▸ **EXERCISE BRIEF**:
Every line below that holds the string "dims" should be copied out.

====

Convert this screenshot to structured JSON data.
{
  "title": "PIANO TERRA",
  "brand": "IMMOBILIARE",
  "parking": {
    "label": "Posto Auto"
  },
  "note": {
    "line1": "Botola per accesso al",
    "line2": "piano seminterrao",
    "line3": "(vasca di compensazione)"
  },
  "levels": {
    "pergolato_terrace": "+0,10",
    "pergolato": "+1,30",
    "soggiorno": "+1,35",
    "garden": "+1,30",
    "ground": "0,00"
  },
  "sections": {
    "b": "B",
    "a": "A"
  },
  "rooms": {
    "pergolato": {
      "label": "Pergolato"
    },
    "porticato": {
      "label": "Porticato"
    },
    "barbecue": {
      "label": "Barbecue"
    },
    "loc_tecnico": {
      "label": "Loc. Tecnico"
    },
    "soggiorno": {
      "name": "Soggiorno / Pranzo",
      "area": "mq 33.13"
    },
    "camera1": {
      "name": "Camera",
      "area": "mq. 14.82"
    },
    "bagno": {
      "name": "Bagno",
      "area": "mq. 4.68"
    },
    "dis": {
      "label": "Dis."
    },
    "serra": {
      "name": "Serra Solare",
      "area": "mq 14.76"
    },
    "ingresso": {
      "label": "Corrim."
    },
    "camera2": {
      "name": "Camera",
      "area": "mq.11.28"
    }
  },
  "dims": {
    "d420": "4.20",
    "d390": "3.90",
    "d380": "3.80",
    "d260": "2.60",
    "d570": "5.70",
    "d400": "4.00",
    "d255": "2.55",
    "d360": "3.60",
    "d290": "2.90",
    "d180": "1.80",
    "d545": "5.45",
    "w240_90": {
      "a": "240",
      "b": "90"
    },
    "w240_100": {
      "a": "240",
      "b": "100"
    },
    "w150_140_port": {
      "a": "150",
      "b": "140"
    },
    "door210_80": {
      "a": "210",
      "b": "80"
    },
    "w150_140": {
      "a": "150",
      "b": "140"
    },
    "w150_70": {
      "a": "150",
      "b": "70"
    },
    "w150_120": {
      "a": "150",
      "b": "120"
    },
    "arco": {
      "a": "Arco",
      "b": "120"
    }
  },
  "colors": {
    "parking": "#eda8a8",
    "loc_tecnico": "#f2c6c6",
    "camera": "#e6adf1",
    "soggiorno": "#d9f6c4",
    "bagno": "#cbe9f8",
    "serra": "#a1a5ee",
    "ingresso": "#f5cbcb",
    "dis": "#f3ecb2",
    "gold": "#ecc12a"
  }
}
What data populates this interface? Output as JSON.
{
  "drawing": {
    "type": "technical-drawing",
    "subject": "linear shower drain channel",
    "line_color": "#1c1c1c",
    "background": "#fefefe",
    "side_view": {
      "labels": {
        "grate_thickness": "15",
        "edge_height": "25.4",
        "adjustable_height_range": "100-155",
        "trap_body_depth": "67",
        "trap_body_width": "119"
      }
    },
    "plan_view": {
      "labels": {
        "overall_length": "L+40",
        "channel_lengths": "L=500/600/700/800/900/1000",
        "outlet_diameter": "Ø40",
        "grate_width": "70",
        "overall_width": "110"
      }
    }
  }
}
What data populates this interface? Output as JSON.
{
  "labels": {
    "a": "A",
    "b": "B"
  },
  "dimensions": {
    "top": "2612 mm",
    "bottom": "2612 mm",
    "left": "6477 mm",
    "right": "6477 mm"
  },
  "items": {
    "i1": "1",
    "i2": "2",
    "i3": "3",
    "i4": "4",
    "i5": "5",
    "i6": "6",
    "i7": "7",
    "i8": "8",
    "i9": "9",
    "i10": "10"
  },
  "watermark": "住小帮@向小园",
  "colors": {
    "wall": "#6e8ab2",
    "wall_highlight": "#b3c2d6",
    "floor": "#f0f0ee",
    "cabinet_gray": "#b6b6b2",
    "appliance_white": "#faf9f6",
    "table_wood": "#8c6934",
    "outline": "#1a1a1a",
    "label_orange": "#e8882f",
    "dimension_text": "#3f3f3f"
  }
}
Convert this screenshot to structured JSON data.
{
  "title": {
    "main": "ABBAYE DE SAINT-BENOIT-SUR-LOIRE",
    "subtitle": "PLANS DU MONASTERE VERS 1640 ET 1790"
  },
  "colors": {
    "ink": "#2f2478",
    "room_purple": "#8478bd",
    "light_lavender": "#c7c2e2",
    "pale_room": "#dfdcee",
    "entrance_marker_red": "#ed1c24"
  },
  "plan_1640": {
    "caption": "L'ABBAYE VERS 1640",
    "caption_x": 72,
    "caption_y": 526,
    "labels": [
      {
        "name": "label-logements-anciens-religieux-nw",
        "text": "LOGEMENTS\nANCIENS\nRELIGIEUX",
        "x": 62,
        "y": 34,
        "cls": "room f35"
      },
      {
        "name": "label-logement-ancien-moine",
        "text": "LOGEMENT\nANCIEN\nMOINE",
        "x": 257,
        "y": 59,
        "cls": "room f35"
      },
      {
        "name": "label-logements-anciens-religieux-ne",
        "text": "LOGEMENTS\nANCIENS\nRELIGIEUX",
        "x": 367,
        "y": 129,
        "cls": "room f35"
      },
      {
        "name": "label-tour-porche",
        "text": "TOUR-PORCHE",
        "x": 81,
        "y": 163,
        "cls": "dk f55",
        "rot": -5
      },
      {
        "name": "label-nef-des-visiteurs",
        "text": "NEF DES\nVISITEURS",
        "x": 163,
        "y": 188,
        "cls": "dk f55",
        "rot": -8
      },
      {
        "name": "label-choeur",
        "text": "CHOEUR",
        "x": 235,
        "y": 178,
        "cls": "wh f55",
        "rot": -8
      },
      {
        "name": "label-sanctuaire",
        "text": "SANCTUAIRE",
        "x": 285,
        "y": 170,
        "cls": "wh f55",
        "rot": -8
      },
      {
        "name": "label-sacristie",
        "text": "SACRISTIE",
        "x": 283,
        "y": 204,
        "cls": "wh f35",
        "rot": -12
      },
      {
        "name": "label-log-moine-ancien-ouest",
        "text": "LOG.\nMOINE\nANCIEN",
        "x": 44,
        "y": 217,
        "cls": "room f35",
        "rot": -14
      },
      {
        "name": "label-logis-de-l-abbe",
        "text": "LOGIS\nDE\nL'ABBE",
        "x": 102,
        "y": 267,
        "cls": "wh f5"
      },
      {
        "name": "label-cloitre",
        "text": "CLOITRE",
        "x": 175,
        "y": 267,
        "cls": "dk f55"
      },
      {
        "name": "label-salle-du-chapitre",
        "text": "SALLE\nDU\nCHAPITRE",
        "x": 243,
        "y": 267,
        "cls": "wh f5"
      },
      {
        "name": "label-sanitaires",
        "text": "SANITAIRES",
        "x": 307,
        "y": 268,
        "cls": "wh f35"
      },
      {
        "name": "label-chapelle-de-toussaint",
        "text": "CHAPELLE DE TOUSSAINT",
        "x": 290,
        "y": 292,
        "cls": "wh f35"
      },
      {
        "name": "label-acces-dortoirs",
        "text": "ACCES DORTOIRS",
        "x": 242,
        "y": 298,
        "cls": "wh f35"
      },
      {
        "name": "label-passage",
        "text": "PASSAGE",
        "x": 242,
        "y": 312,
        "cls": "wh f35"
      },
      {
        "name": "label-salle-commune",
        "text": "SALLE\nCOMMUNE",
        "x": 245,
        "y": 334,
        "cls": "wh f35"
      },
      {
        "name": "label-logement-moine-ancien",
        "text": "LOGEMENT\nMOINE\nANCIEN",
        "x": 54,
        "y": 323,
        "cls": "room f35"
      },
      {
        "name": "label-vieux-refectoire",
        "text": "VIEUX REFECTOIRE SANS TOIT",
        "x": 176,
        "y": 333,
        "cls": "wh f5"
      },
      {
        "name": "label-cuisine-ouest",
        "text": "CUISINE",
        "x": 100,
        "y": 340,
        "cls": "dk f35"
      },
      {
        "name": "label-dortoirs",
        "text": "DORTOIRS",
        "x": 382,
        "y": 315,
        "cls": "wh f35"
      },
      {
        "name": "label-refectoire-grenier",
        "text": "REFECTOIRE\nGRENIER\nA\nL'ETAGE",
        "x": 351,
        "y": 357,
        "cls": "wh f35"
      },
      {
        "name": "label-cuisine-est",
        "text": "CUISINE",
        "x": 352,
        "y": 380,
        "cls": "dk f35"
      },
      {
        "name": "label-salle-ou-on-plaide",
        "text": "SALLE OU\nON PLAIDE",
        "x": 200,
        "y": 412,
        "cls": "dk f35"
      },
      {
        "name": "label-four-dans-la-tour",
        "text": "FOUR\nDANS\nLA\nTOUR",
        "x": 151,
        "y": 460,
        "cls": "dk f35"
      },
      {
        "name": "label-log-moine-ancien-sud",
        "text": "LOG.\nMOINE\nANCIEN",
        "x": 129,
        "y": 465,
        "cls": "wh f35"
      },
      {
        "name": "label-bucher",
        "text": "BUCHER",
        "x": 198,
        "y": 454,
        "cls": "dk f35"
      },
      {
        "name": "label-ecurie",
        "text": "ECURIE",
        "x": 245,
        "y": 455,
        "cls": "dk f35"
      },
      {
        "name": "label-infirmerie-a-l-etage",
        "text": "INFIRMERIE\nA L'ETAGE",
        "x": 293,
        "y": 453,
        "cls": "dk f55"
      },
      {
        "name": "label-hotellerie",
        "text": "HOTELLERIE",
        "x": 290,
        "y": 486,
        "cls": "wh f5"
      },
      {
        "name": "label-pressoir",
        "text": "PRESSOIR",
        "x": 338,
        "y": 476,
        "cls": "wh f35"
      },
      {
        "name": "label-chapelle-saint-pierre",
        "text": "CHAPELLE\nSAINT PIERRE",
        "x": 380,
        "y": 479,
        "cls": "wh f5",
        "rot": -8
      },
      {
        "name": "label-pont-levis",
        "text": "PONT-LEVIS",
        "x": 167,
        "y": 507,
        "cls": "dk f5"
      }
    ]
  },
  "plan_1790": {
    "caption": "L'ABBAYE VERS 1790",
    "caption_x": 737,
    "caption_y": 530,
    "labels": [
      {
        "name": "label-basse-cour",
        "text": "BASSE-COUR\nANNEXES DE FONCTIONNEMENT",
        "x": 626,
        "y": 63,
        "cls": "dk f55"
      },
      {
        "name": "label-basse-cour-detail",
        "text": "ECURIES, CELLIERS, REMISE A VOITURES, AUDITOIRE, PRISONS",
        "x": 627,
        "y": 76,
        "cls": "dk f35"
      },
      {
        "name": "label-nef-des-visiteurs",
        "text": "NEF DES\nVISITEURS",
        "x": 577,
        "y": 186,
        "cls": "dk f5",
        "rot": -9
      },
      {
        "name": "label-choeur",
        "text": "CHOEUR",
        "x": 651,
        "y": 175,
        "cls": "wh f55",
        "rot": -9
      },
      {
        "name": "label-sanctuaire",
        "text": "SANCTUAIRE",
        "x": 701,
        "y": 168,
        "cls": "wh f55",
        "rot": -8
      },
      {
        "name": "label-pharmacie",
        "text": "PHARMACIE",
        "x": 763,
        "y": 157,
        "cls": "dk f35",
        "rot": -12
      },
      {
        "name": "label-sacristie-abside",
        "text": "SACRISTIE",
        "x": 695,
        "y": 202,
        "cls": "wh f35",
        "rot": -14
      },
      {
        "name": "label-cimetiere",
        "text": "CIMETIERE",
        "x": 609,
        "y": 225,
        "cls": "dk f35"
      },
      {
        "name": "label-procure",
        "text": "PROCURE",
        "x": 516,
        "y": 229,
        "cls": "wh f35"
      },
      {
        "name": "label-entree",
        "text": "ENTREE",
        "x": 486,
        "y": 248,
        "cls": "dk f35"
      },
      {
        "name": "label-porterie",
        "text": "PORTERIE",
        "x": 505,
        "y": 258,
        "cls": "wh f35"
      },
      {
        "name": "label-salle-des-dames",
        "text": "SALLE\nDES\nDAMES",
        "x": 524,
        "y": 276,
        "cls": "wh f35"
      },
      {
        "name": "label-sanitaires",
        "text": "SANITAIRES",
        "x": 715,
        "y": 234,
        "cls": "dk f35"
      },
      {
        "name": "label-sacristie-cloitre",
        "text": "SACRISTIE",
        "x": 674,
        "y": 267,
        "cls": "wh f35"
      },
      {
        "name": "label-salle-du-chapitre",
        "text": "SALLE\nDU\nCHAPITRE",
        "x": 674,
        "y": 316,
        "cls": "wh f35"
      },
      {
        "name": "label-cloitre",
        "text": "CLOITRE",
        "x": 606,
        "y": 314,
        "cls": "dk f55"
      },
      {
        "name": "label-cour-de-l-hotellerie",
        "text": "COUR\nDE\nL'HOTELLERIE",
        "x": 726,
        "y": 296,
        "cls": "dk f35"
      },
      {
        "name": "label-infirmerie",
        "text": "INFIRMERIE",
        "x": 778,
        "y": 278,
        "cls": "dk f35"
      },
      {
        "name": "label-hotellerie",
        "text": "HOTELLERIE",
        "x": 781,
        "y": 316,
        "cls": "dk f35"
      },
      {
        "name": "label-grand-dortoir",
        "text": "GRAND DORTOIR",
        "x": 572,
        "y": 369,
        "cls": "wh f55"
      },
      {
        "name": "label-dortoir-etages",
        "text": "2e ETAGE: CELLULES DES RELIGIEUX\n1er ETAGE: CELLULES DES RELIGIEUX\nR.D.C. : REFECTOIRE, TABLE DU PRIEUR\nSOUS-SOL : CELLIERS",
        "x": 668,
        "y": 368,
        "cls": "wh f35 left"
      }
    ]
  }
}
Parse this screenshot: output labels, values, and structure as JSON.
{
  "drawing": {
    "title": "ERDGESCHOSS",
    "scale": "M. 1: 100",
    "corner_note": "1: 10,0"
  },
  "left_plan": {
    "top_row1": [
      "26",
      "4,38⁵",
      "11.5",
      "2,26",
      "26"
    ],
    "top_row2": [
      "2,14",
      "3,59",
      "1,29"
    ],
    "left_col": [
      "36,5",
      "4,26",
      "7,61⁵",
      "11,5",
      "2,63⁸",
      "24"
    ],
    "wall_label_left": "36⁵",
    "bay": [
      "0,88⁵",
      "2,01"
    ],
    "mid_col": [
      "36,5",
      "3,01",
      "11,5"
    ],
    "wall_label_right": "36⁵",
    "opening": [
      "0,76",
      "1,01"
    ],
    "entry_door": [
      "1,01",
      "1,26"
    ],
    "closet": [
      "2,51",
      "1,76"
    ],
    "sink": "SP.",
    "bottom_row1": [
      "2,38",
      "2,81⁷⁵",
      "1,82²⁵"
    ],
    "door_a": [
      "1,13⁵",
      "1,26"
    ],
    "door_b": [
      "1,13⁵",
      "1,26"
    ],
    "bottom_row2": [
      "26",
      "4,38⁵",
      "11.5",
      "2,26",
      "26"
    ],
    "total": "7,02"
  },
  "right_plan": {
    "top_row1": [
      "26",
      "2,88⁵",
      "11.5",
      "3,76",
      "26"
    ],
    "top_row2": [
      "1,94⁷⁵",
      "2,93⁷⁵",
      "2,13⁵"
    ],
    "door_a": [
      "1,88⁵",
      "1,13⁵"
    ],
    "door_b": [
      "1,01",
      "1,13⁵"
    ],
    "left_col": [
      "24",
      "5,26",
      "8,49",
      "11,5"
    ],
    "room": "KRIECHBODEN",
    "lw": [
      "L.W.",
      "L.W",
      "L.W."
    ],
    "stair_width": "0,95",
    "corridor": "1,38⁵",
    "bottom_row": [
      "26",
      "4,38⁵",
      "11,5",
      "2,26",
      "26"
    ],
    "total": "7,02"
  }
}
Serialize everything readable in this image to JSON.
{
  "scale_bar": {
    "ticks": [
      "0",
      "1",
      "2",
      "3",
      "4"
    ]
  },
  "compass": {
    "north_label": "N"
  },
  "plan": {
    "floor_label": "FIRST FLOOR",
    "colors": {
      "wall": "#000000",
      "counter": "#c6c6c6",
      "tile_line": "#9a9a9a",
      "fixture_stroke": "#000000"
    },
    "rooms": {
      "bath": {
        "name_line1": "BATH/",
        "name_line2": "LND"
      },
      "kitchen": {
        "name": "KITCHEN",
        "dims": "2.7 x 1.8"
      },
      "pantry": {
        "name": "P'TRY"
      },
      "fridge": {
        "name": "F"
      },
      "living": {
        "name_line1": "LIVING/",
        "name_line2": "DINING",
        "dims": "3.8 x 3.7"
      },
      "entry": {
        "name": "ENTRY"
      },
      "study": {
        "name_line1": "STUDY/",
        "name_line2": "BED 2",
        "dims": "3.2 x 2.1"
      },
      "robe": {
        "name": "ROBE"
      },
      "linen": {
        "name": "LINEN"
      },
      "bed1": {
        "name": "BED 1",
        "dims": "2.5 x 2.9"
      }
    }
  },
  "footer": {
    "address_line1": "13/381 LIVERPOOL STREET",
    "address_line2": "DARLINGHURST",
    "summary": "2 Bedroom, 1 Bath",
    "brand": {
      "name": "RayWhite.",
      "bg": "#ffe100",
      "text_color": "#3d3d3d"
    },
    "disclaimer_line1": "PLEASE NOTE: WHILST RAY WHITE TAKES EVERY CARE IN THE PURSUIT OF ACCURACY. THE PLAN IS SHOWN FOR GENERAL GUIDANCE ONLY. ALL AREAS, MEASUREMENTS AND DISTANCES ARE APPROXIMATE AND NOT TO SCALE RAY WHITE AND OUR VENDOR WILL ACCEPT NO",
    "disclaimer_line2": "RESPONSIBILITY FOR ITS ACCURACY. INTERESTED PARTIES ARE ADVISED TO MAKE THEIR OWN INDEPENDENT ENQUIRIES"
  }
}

====

▸ **OUTPUT FOR THIS EXERCISE**:
  "dims": {
        "dims": "2.7 x 1.8"
        "dims": "3.8 x 3.7"
        "dims": "3.2 x 2.1"
        "dims": "2.5 x 2.9"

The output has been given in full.